Identify the lines that contain the string "statements" and copy all of them.

_DATA LISTING_
◆ ◆ ◆ ◆ ◆

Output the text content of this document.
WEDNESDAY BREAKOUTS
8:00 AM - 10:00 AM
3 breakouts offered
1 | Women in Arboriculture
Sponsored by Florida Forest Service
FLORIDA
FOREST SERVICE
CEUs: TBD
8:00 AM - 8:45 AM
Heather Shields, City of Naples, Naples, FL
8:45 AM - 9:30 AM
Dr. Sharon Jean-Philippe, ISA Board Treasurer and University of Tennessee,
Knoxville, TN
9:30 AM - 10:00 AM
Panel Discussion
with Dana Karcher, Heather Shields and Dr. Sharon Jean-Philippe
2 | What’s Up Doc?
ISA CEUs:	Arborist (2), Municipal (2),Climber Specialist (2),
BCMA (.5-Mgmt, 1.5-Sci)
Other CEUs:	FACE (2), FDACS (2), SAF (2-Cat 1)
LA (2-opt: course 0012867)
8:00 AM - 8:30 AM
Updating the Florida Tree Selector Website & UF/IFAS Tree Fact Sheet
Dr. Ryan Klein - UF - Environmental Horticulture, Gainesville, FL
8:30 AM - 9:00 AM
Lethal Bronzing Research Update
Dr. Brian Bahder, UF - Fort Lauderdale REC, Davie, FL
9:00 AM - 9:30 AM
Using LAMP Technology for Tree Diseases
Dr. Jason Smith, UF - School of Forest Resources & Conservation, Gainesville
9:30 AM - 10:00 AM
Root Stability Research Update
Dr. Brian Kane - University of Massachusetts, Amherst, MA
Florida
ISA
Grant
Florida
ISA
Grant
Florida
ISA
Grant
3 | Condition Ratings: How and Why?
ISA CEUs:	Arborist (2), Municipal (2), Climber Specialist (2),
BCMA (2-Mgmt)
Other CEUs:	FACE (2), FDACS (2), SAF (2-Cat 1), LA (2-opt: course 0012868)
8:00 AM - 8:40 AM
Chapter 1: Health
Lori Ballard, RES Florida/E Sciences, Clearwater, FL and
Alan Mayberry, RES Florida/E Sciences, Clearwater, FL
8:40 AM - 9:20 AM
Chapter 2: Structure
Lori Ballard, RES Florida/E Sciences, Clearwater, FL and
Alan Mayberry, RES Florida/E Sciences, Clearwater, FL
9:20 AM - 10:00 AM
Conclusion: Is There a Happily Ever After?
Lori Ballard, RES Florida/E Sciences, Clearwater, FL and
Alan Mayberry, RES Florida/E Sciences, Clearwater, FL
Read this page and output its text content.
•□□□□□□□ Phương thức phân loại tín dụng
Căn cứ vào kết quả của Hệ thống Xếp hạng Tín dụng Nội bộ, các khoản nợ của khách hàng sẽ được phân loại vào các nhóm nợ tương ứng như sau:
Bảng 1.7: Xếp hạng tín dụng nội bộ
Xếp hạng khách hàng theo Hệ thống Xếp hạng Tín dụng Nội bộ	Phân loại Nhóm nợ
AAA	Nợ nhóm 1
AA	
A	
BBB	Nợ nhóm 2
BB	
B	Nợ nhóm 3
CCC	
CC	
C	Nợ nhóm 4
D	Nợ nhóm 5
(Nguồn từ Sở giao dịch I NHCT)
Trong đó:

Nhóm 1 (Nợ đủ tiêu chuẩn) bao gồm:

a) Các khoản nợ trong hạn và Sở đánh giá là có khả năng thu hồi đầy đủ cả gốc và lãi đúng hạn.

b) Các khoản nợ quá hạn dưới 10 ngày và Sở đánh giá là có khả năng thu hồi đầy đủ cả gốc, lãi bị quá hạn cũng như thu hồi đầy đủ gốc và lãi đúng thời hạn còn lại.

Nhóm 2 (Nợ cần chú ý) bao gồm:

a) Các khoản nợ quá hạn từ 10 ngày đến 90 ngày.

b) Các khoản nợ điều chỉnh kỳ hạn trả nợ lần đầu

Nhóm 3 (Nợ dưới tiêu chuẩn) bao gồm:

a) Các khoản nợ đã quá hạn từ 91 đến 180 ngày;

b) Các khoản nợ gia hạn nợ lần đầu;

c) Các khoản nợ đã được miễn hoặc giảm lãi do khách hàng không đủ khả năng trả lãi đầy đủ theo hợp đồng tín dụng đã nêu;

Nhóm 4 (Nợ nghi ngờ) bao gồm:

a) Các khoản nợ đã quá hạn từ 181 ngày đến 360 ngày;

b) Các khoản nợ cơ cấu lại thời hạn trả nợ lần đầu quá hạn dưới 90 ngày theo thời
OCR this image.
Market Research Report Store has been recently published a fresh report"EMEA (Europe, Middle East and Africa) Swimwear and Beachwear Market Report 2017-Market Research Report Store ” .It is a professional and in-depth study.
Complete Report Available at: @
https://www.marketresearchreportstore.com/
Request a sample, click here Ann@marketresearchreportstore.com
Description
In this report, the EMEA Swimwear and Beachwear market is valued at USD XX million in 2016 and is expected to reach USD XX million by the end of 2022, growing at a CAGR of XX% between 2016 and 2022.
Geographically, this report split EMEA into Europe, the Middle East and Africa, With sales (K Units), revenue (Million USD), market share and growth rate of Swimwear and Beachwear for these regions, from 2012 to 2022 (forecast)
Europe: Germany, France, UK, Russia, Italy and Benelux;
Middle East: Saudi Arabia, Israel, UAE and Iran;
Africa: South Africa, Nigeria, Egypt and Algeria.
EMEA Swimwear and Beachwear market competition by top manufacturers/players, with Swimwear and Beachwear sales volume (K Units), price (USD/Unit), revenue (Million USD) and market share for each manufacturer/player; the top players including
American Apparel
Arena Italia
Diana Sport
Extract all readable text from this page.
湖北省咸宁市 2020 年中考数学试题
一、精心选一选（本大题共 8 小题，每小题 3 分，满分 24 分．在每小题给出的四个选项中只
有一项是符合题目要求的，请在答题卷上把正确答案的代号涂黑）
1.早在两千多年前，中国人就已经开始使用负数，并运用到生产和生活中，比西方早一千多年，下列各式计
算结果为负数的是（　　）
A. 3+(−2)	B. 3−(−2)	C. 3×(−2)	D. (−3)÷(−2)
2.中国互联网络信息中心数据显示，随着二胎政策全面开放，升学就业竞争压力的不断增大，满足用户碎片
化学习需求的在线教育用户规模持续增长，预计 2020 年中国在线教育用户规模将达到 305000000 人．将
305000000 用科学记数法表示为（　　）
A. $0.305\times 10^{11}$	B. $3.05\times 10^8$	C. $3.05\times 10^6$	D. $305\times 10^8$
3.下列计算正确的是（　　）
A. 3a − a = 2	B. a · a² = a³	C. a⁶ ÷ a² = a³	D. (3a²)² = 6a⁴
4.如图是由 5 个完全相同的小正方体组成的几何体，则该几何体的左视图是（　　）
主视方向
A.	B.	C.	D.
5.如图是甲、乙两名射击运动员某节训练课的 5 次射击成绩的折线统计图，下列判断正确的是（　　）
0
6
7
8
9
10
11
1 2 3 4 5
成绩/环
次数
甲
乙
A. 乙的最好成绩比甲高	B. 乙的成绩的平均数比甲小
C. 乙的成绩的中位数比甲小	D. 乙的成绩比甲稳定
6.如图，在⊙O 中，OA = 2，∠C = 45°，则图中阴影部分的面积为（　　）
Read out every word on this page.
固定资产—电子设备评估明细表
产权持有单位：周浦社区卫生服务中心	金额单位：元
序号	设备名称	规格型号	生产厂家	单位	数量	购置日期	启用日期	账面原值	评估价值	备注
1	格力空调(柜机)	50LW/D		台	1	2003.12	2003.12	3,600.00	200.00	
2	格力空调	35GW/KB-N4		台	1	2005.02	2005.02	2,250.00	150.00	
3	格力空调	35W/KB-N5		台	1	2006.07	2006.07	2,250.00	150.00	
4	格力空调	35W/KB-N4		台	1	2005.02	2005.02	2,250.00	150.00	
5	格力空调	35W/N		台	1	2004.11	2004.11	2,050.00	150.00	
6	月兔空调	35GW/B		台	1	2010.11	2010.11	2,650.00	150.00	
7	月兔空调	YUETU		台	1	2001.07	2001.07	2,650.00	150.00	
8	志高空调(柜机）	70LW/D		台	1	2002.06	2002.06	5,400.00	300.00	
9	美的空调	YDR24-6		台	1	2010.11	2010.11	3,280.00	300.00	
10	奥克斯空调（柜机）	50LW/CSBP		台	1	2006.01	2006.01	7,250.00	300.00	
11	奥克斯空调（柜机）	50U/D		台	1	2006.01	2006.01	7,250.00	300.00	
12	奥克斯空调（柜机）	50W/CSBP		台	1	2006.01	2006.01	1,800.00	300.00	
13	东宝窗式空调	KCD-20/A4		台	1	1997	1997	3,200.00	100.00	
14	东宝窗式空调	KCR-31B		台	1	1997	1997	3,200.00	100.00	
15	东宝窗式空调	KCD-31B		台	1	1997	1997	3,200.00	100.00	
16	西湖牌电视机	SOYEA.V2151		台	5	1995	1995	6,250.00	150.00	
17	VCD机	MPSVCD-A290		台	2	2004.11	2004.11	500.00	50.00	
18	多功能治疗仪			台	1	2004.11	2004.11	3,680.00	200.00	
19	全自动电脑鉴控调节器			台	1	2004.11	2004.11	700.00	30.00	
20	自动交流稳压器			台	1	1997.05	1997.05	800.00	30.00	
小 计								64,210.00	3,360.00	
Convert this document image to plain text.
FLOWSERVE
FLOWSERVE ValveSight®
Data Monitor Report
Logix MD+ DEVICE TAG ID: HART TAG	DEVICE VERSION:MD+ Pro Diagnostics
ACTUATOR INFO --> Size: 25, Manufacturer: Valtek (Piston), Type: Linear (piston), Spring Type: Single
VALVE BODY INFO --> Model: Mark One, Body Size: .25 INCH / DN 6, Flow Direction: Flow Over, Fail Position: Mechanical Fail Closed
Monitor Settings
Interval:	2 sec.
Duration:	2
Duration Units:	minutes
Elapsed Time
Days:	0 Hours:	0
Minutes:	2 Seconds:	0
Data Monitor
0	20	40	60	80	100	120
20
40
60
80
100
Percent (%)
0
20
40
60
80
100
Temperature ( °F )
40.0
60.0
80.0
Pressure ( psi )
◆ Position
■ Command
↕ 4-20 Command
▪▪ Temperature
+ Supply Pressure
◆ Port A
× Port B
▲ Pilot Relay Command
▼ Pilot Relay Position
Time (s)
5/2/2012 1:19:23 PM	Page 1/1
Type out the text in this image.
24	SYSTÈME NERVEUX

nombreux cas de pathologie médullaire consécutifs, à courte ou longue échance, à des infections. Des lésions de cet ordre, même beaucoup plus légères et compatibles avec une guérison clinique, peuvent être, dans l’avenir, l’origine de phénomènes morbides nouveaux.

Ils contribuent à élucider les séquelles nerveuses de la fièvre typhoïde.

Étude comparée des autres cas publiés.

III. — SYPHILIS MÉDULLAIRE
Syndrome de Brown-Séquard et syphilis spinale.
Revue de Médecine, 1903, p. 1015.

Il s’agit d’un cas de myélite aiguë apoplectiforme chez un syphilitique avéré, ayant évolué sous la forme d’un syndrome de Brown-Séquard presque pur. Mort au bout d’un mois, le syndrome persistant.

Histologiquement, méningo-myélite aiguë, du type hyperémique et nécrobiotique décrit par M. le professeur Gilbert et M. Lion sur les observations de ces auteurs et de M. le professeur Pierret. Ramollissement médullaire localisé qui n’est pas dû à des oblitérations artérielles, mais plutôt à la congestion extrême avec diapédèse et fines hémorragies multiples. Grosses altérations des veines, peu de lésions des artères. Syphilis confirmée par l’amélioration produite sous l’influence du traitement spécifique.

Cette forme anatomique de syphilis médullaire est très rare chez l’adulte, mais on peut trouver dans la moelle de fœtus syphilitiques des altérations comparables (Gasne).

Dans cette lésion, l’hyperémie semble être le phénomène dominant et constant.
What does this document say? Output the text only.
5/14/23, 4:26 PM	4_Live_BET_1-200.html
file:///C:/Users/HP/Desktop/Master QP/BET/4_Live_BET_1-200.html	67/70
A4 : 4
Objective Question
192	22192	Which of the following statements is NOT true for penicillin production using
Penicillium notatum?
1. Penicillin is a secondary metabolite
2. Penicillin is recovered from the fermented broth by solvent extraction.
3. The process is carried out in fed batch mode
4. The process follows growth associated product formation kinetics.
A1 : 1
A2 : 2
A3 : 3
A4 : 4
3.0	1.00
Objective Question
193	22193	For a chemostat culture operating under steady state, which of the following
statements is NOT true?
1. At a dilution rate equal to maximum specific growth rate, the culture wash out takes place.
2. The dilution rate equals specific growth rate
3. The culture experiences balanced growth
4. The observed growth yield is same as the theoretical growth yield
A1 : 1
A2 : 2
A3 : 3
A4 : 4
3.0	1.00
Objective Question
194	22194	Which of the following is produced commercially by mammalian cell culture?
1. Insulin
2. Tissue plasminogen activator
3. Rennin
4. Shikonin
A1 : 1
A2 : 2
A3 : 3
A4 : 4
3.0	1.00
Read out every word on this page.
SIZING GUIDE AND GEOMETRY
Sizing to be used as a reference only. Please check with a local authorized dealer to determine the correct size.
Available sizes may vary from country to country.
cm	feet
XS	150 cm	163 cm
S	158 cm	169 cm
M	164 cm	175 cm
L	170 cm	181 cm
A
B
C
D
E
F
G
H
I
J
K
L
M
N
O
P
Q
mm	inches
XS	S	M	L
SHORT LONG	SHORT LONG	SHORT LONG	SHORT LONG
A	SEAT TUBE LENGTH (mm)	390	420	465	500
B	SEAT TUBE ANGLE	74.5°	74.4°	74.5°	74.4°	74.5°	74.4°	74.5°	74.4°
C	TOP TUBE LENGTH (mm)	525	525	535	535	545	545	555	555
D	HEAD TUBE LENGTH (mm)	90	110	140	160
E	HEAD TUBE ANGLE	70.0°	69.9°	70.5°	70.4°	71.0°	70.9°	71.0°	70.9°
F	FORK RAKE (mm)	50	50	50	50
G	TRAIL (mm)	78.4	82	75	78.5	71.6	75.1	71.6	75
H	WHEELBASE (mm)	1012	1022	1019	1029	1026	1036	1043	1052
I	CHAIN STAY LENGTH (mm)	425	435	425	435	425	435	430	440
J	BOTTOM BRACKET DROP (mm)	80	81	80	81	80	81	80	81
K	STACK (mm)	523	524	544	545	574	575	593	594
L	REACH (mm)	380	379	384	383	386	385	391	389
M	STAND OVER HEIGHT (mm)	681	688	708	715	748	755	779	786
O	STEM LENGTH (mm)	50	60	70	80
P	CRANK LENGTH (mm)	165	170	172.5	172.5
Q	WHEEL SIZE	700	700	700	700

◆ ◆ ◆ ◆ ◆

_SOLUTION FOR THIS EXERCISE_
192	22192	Which of the following statements is NOT true for penicillin production using
statements is NOT true?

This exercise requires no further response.